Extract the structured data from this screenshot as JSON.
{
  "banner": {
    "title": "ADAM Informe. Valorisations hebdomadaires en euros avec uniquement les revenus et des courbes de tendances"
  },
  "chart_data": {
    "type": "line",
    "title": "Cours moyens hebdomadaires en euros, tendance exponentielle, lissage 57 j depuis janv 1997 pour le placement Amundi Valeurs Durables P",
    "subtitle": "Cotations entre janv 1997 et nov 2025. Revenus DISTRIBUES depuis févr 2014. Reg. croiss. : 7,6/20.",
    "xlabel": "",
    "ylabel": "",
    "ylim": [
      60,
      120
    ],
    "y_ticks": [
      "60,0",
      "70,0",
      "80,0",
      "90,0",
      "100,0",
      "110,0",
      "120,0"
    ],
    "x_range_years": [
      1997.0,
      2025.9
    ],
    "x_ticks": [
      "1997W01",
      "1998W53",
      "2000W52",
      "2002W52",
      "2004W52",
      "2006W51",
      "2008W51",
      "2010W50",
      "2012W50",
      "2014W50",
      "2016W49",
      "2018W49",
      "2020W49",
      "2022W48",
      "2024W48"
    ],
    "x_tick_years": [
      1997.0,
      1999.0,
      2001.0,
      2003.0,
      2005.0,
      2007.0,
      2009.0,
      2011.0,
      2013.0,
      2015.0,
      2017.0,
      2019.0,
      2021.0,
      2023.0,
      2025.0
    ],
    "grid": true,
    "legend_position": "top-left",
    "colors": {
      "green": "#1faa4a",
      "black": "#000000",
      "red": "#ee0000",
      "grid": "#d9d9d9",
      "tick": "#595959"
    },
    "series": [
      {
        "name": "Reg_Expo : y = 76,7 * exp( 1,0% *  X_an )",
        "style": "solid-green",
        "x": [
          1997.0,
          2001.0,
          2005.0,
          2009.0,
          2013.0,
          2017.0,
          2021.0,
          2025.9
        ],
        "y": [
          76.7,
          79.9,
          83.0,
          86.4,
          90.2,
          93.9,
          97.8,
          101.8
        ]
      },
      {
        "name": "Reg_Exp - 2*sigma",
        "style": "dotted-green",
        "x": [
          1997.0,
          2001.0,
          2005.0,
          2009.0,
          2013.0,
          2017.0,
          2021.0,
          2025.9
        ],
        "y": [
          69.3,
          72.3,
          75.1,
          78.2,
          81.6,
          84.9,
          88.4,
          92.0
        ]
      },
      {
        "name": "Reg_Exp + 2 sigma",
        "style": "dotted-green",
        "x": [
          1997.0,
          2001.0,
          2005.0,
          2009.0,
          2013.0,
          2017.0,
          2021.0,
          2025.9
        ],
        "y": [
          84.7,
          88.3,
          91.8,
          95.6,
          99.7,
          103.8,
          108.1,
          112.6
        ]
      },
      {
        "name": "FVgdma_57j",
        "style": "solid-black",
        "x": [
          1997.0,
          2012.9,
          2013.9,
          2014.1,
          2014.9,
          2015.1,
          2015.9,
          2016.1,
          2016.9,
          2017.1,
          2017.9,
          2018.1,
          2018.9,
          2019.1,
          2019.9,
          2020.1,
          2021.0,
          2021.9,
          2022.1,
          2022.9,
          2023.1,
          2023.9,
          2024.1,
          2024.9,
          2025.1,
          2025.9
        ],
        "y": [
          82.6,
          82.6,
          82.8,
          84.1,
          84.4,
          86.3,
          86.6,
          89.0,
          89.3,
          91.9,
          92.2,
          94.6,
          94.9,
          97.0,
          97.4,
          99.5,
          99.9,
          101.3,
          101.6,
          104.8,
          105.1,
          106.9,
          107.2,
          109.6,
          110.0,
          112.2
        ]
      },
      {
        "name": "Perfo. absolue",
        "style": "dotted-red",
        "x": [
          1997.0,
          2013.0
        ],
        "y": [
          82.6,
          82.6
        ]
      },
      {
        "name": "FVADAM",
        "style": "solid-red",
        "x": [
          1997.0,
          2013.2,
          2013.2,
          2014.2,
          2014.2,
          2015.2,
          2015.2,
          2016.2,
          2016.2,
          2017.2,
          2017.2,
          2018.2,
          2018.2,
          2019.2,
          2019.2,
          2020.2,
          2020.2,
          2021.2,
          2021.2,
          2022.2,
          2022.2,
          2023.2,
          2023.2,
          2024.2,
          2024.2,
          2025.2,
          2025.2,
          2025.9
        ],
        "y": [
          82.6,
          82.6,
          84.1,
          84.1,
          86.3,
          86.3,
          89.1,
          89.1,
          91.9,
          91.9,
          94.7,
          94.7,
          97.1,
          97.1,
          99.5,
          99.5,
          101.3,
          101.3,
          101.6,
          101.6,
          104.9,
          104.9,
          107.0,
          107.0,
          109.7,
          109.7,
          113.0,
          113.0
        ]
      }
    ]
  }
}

________________

• Exercise description
For the listing above, identify each line bearing "hebdomadaires".

• Result below
    "title": "ADAM Informe. Valorisations hebdomadaires en euros avec uniquement les revenus et des courbes de tendances"
    "title": "Cours moyens hebdomadaires en euros, tendance exponentielle, lissage 57 j depuis janv 1997 pour le placement Amundi Valeurs Durables P",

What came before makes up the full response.